[Task inputs]
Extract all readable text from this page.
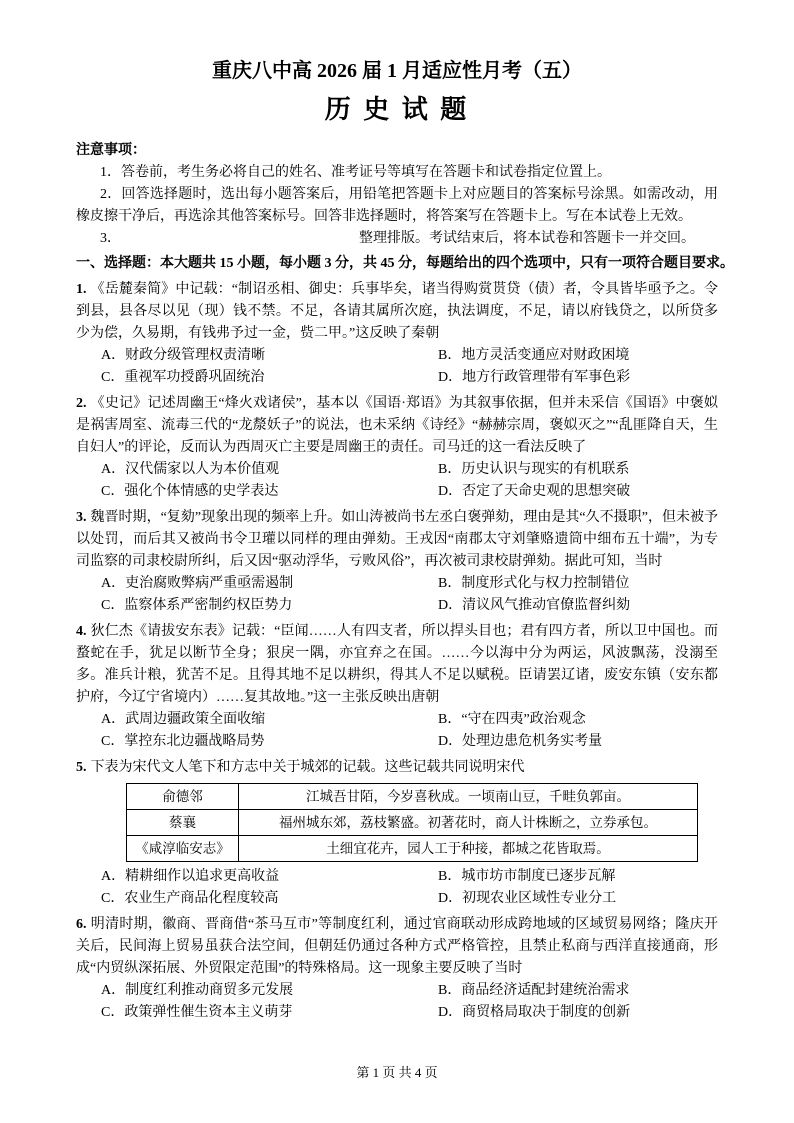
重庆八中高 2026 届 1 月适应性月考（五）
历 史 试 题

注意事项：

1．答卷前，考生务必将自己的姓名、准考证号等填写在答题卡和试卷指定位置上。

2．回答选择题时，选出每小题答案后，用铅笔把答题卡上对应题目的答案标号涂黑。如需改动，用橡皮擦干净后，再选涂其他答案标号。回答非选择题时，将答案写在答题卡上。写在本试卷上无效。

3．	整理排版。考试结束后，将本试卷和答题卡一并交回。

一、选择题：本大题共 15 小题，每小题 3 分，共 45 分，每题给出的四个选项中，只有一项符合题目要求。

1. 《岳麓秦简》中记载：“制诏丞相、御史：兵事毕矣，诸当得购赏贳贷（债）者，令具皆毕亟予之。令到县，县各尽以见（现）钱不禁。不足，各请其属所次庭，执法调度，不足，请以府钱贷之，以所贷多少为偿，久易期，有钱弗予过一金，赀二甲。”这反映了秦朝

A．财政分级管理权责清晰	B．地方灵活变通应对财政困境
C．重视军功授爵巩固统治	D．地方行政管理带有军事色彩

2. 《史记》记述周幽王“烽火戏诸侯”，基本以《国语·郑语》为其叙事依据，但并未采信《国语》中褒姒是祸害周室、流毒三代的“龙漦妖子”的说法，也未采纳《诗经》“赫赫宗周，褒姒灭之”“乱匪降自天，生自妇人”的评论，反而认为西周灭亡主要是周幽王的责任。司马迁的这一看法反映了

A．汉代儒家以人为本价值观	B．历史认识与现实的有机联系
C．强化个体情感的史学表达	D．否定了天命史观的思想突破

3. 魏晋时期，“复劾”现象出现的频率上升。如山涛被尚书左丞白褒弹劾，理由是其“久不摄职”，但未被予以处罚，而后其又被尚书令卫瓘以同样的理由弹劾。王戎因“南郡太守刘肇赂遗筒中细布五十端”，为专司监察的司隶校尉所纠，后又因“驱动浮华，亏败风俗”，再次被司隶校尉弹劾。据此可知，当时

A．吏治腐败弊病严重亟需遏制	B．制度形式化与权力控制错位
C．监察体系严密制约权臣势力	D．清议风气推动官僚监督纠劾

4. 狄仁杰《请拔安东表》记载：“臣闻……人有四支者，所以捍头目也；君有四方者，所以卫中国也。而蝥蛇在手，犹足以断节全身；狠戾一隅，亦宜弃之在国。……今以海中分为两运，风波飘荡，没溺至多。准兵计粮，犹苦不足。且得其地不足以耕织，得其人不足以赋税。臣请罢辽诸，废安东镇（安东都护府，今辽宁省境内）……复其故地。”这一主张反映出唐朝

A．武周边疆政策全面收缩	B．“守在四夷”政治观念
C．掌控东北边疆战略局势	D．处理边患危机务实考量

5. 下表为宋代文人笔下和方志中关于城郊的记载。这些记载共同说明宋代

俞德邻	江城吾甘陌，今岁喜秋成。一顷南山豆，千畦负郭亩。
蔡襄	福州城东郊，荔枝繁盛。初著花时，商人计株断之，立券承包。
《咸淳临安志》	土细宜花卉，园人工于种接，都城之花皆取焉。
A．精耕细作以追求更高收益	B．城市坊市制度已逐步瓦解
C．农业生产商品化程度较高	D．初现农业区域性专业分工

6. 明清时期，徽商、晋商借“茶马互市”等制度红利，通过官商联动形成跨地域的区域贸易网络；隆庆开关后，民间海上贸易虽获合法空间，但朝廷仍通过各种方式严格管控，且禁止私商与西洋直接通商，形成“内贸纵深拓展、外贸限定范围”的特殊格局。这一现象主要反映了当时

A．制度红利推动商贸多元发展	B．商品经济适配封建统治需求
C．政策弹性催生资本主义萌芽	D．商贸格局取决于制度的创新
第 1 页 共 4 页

[Task directions]
Print all entries exactly. The images do not belong in the copy.

[Full output]
Extract all readable text from this page.
重庆八中高 2026 届 1 月适应性月考（五）
历 史 试 题

注意事项：

1．答卷前，考生务必将自己的姓名、准考证号等填写在答题卡和试卷指定位置上。

2．回答选择题时，选出每小题答案后，用铅笔把答题卡上对应题目的答案标号涂黑。如需改动，用橡皮擦干净后，再选涂其他答案标号。回答非选择题时，将答案写在答题卡上。写在本试卷上无效。

3．	整理排版。考试结束后，将本试卷和答题卡一并交回。

一、选择题：本大题共 15 小题，每小题 3 分，共 45 分，每题给出的四个选项中，只有一项符合题目要求。

1. 《岳麓秦简》中记载：“制诏丞相、御史：兵事毕矣，诸当得购赏贳贷（债）者，令具皆毕亟予之。令到县，县各尽以见（现）钱不禁。不足，各请其属所次庭，执法调度，不足，请以府钱贷之，以所贷多少为偿，久易期，有钱弗予过一金，赀二甲。”这反映了秦朝

A．财政分级管理权责清晰	B．地方灵活变通应对财政困境
C．重视军功授爵巩固统治	D．地方行政管理带有军事色彩

2. 《史记》记述周幽王“烽火戏诸侯”，基本以《国语·郑语》为其叙事依据，但并未采信《国语》中褒姒是祸害周室、流毒三代的“龙漦妖子”的说法，也未采纳《诗经》“赫赫宗周，褒姒灭之”“乱匪降自天，生自妇人”的评论，反而认为西周灭亡主要是周幽王的责任。司马迁的这一看法反映了

A．汉代儒家以人为本价值观	B．历史认识与现实的有机联系
C．强化个体情感的史学表达	D．否定了天命史观的思想突破

3. 魏晋时期，“复劾”现象出现的频率上升。如山涛被尚书左丞白褒弹劾，理由是其“久不摄职”，但未被予以处罚，而后其又被尚书令卫瓘以同样的理由弹劾。王戎因“南郡太守刘肇赂遗筒中细布五十端”，为专司监察的司隶校尉所纠，后又因“驱动浮华，亏败风俗”，再次被司隶校尉弹劾。据此可知，当时

A．吏治腐败弊病严重亟需遏制	B．制度形式化与权力控制错位
C．监察体系严密制约权臣势力	D．清议风气推动官僚监督纠劾

4. 狄仁杰《请拔安东表》记载：“臣闻……人有四支者，所以捍头目也；君有四方者，所以卫中国也。而蝥蛇在手，犹足以断节全身；狠戾一隅，亦宜弃之在国。……今以海中分为两运，风波飘荡，没溺至多。准兵计粮，犹苦不足。且得其地不足以耕织，得其人不足以赋税。臣请罢辽诸，废安东镇（安东都护府，今辽宁省境内）……复其故地。”这一主张反映出唐朝

A．武周边疆政策全面收缩	B．“守在四夷”政治观念
C．掌控东北边疆战略局势	D．处理边患危机务实考量

5. 下表为宋代文人笔下和方志中关于城郊的记载。这些记载共同说明宋代

俞德邻	江城吾甘陌，今岁喜秋成。一顷南山豆，千畦负郭亩。
蔡襄	福州城东郊，荔枝繁盛。初著花时，商人计株断之，立券承包。
《咸淳临安志》	土细宜花卉，园人工于种接，都城之花皆取焉。
A．精耕细作以追求更高收益	B．城市坊市制度已逐步瓦解
C．农业生产商品化程度较高	D．初现农业区域性专业分工

6. 明清时期，徽商、晋商借“茶马互市”等制度红利，通过官商联动形成跨地域的区域贸易网络；隆庆开关后，民间海上贸易虽获合法空间，但朝廷仍通过各种方式严格管控，且禁止私商与西洋直接通商，形成“内贸纵深拓展、外贸限定范围”的特殊格局。这一现象主要反映了当时

A．制度红利推动商贸多元发展	B．商品经济适配封建统治需求
C．政策弹性催生资本主义萌芽	D．商贸格局取决于制度的创新
第 1 页 共 4 页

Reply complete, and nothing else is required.